— Begin Stored records —
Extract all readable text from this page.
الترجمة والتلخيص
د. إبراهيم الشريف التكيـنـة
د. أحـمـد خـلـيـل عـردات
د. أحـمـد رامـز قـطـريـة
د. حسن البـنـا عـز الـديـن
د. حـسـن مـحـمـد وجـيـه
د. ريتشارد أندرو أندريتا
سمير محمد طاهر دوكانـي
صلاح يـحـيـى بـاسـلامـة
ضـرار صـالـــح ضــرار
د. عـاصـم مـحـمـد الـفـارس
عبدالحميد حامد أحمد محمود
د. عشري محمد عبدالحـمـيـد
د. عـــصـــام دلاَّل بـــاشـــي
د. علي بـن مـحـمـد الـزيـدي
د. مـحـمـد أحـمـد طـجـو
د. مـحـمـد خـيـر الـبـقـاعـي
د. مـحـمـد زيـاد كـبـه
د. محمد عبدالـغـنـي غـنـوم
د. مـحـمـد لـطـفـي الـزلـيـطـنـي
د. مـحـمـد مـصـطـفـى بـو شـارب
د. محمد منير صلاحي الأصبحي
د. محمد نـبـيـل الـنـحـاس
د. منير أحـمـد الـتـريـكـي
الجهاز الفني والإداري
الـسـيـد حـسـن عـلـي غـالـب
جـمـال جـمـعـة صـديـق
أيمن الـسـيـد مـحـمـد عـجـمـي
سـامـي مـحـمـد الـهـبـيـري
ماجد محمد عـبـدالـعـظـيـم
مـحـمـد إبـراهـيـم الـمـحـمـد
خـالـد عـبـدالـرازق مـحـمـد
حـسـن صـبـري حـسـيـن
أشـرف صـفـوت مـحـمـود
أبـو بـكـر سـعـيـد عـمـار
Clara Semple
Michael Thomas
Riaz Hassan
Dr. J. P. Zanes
— End Stored records —
■ Problem details
Write all of the records out again exactly.

■ The answer
Extract all readable text from this page.
الترجمة والتلخيص
د. إبراهيم الشريف التكيـنـة
د. أحـمـد خـلـيـل عـردات
د. أحـمـد رامـز قـطـريـة
د. حسن البـنـا عـز الـديـن
د. حـسـن مـحـمـد وجـيـه
د. ريتشارد أندرو أندريتا
سمير محمد طاهر دوكانـي
صلاح يـحـيـى بـاسـلامـة
ضـرار صـالـــح ضــرار
د. عـاصـم مـحـمـد الـفـارس
عبدالحميد حامد أحمد محمود
د. عشري محمد عبدالحـمـيـد
د. عـــصـــام دلاَّل بـــاشـــي
د. علي بـن مـحـمـد الـزيـدي
د. مـحـمـد أحـمـد طـجـو
د. مـحـمـد خـيـر الـبـقـاعـي
د. مـحـمـد زيـاد كـبـه
د. محمد عبدالـغـنـي غـنـوم
د. مـحـمـد لـطـفـي الـزلـيـطـنـي
د. مـحـمـد مـصـطـفـى بـو شـارب
د. محمد منير صلاحي الأصبحي
د. محمد نـبـيـل الـنـحـاس
د. منير أحـمـد الـتـريـكـي
الجهاز الفني والإداري
الـسـيـد حـسـن عـلـي غـالـب
جـمـال جـمـعـة صـديـق
أيمن الـسـيـد مـحـمـد عـجـمـي
سـامـي مـحـمـد الـهـبـيـري
ماجد محمد عـبـدالـعـظـيـم
مـحـمـد إبـراهـيـم الـمـحـمـد
خـالـد عـبـدالـرازق مـحـمـد
حـسـن صـبـري حـسـيـن
أشـرف صـفـوت مـحـمـود
أبـو بـكـر سـعـيـد عـمـار
Clara Semple
Michael Thomas
Riaz Hassan
Dr. J. P. Zanes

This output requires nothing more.